What is required: Repeat what the lines below say, word for word, and skip every image.

== Excerpted records

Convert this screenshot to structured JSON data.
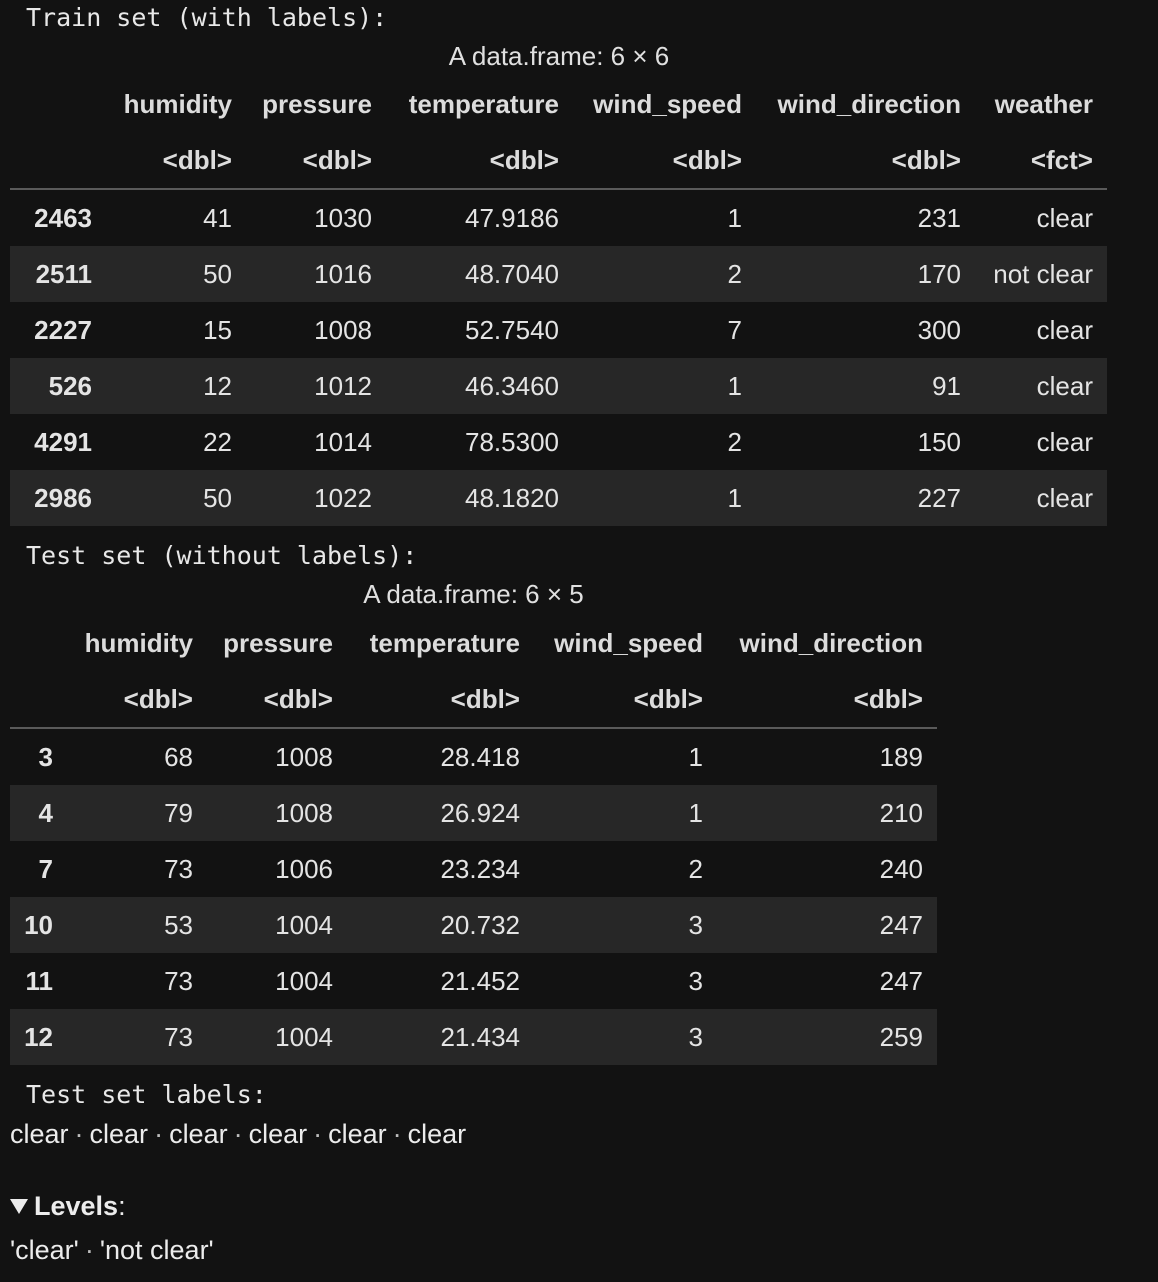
{
  "train": {
    "label": "Train set (with labels):",
    "caption": "A data.frame: 6 × 6",
    "columns": [
      "humidity",
      "pressure",
      "temperature",
      "wind_speed",
      "wind_direction",
      "weather"
    ],
    "types": [
      "<dbl>",
      "<dbl>",
      "<dbl>",
      "<dbl>",
      "<dbl>",
      "<fct>"
    ],
    "rows": [
      {
        "index": "2463",
        "cells": [
          "41",
          "1030",
          "47.9186",
          "1",
          "231",
          "clear"
        ]
      },
      {
        "index": "2511",
        "cells": [
          "50",
          "1016",
          "48.7040",
          "2",
          "170",
          "not clear"
        ]
      },
      {
        "index": "2227",
        "cells": [
          "15",
          "1008",
          "52.7540",
          "7",
          "300",
          "clear"
        ]
      },
      {
        "index": "526",
        "cells": [
          "12",
          "1012",
          "46.3460",
          "1",
          "91",
          "clear"
        ]
      },
      {
        "index": "4291",
        "cells": [
          "22",
          "1014",
          "78.5300",
          "2",
          "150",
          "clear"
        ]
      },
      {
        "index": "2986",
        "cells": [
          "50",
          "1022",
          "48.1820",
          "1",
          "227",
          "clear"
        ]
      }
    ]
  },
  "test": {
    "label": "Test set (without labels):",
    "caption": "A data.frame: 6 × 5",
    "columns": [
      "humidity",
      "pressure",
      "temperature",
      "wind_speed",
      "wind_direction"
    ],
    "types": [
      "<dbl>",
      "<dbl>",
      "<dbl>",
      "<dbl>",
      "<dbl>"
    ],
    "rows": [
      {
        "index": "3",
        "cells": [
          "68",
          "1008",
          "28.418",
          "1",
          "189"
        ]
      },
      {
        "index": "4",
        "cells": [
          "79",
          "1008",
          "26.924",
          "1",
          "210"
        ]
      },
      {
        "index": "7",
        "cells": [
          "73",
          "1006",
          "23.234",
          "2",
          "240"
        ]
      },
      {
        "index": "10",
        "cells": [
          "53",
          "1004",
          "20.732",
          "3",
          "247"
        ]
      },
      {
        "index": "11",
        "cells": [
          "73",
          "1004",
          "21.452",
          "3",
          "247"
        ]
      },
      {
        "index": "12",
        "cells": [
          "73",
          "1004",
          "21.434",
          "3",
          "259"
        ]
      }
    ]
  },
  "test_labels": {
    "label": "Test set labels:",
    "values": [
      "clear",
      "clear",
      "clear",
      "clear",
      "clear",
      "clear"
    ],
    "separator": "·",
    "levels_title": "Levels",
    "levels_colon": ":",
    "levels": [
      "'clear'",
      "'not clear'"
    ]
  }
}
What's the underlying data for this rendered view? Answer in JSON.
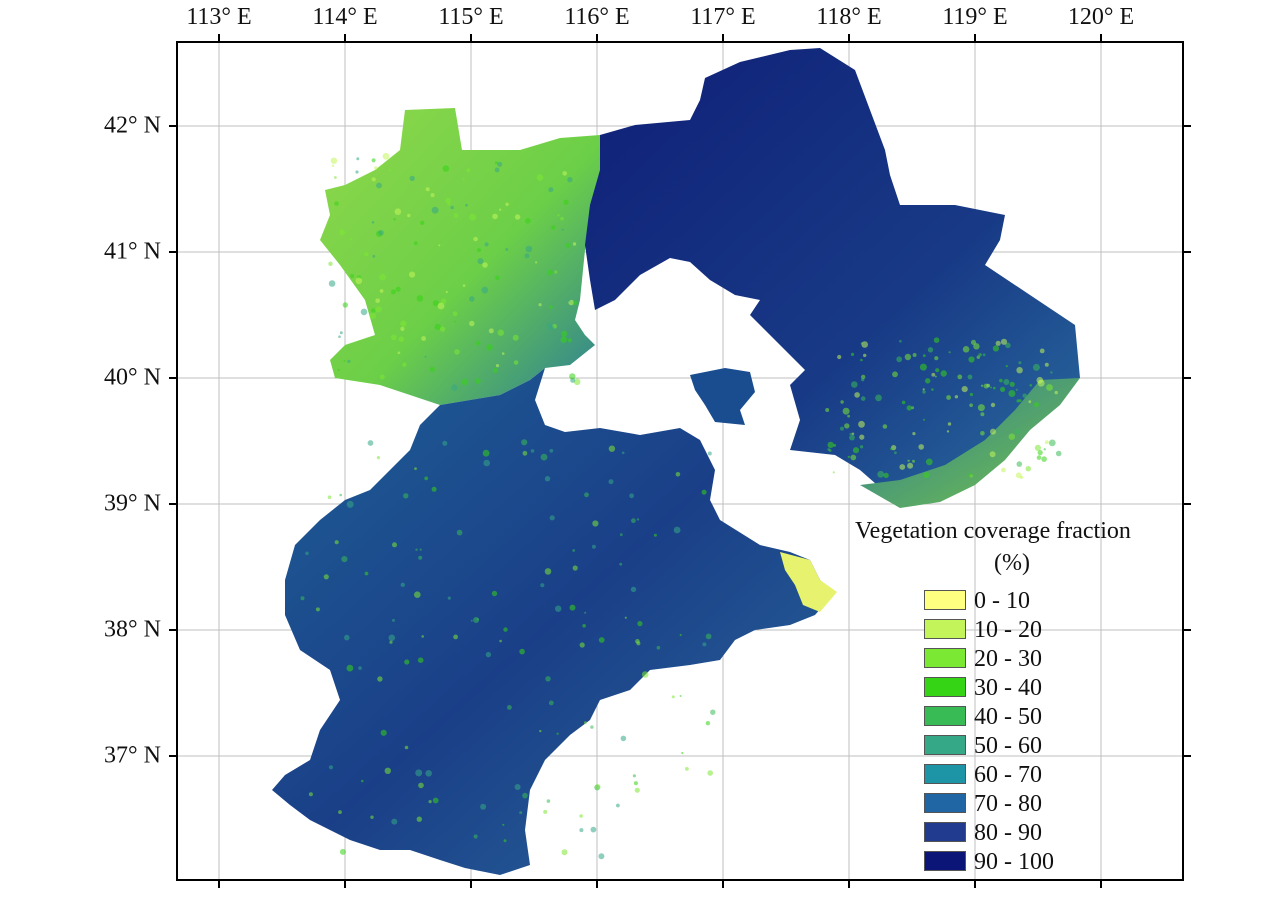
{
  "map": {
    "lon_labels": [
      "113° E",
      "114° E",
      "115° E",
      "116° E",
      "117° E",
      "118° E",
      "119° E",
      "120° E"
    ],
    "lat_labels": [
      "42° N",
      "41° N",
      "40° N",
      "39° N",
      "38° N",
      "37° N"
    ],
    "colors": {
      "frame": "#000000",
      "gridline": "#bfbfbf",
      "low_veg": "#8fd84a",
      "mid_veg": "#2a6fa0",
      "high_veg": "#0f1f77"
    }
  },
  "legend": {
    "title_line1": "Vegetation coverage fraction",
    "title_line2": "(%)",
    "classes": [
      {
        "label": "0 - 10",
        "color": "#ffff80"
      },
      {
        "label": "10 - 20",
        "color": "#c3f55a"
      },
      {
        "label": "20 - 30",
        "color": "#7be833"
      },
      {
        "label": "30 - 40",
        "color": "#35d414"
      },
      {
        "label": "40 - 50",
        "color": "#38bb55"
      },
      {
        "label": "50 - 60",
        "color": "#34a887"
      },
      {
        "label": "60 - 70",
        "color": "#1d95a7"
      },
      {
        "label": "70 - 80",
        "color": "#2066a4"
      },
      {
        "label": "80 - 90",
        "color": "#213b8e"
      },
      {
        "label": "90 - 100",
        "color": "#0b1577"
      }
    ]
  }
}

====

Problem solution:
Convert this screenshot to structured JSON data.
{
  "train": {
    "label": "Train set (with labels):",
    "caption": "A data.frame: 6 × 6",
    "columns": [
      "humidity",
      "pressure",
      "temperature",
      "wind_speed",
      "wind_direction",
      "weather"
    ],
    "types": [
      "<dbl>",
      "<dbl>",
      "<dbl>",
      "<dbl>",
      "<dbl>",
      "<fct>"
    ],
    "rows": [
      {
        "index": "2463",
        "cells": [
          "41",
          "1030",
          "47.9186",
          "1",
          "231",
          "clear"
        ]
      },
      {
        "index": "2511",
        "cells": [
          "50",
          "1016",
          "48.7040",
          "2",
          "170",
          "not clear"
        ]
      },
      {
        "index": "2227",
        "cells": [
          "15",
          "1008",
          "52.7540",
          "7",
          "300",
          "clear"
        ]
      },
      {
        "index": "526",
        "cells": [
          "12",
          "1012",
          "46.3460",
          "1",
          "91",
          "clear"
        ]
      },
      {
        "index": "4291",
        "cells": [
          "22",
          "1014",
          "78.5300",
          "2",
          "150",
          "clear"
        ]
      },
      {
        "index": "2986",
        "cells": [
          "50",
          "1022",
          "48.1820",
          "1",
          "227",
          "clear"
        ]
      }
    ]
  },
  "test": {
    "label": "Test set (without labels):",
    "caption": "A data.frame: 6 × 5",
    "columns": [
      "humidity",
      "pressure",
      "temperature",
      "wind_speed",
      "wind_direction"
    ],
    "types": [
      "<dbl>",
      "<dbl>",
      "<dbl>",
      "<dbl>",
      "<dbl>"
    ],
    "rows": [
      {
        "index": "3",
        "cells": [
          "68",
          "1008",
          "28.418",
          "1",
          "189"
        ]
      },
      {
        "index": "4",
        "cells": [
          "79",
          "1008",
          "26.924",
          "1",
          "210"
        ]
      },
      {
        "index": "7",
        "cells": [
          "73",
          "1006",
          "23.234",
          "2",
          "240"
        ]
      },
      {
        "index": "10",
        "cells": [
          "53",
          "1004",
          "20.732",
          "3",
          "247"
        ]
      },
      {
        "index": "11",
        "cells": [
          "73",
          "1004",
          "21.452",
          "3",
          "247"
        ]
      },
      {
        "index": "12",
        "cells": [
          "73",
          "1004",
          "21.434",
          "3",
          "259"
        ]
      }
    ]
  },
  "test_labels": {
    "label": "Test set labels:",
    "values": [
      "clear",
      "clear",
      "clear",
      "clear",
      "clear",
      "clear"
    ],
    "separator": "·",
    "levels_title": "Levels",
    "levels_colon": ":",
    "levels": [
      "'clear'",
      "'not clear'"
    ]
  }
}
What's the underlying data for this rendered view? Answer in JSON.
{
  "map": {
    "lon_labels": [
      "113° E",
      "114° E",
      "115° E",
      "116° E",
      "117° E",
      "118° E",
      "119° E",
      "120° E"
    ],
    "lat_labels": [
      "42° N",
      "41° N",
      "40° N",
      "39° N",
      "38° N",
      "37° N"
    ],
    "colors": {
      "frame": "#000000",
      "gridline": "#bfbfbf",
      "low_veg": "#8fd84a",
      "mid_veg": "#2a6fa0",
      "high_veg": "#0f1f77"
    }
  },
  "legend": {
    "title_line1": "Vegetation coverage fraction",
    "title_line2": "(%)",
    "classes": [
      {
        "label": "0 - 10",
        "color": "#ffff80"
      },
      {
        "label": "10 - 20",
        "color": "#c3f55a"
      },
      {
        "label": "20 - 30",
        "color": "#7be833"
      },
      {
        "label": "30 - 40",
        "color": "#35d414"
      },
      {
        "label": "40 - 50",
        "color": "#38bb55"
      },
      {
        "label": "50 - 60",
        "color": "#34a887"
      },
      {
        "label": "60 - 70",
        "color": "#1d95a7"
      },
      {
        "label": "70 - 80",
        "color": "#2066a4"
      },
      {
        "label": "80 - 90",
        "color": "#213b8e"
      },
      {
        "label": "90 - 100",
        "color": "#0b1577"
      }
    ]
  }
}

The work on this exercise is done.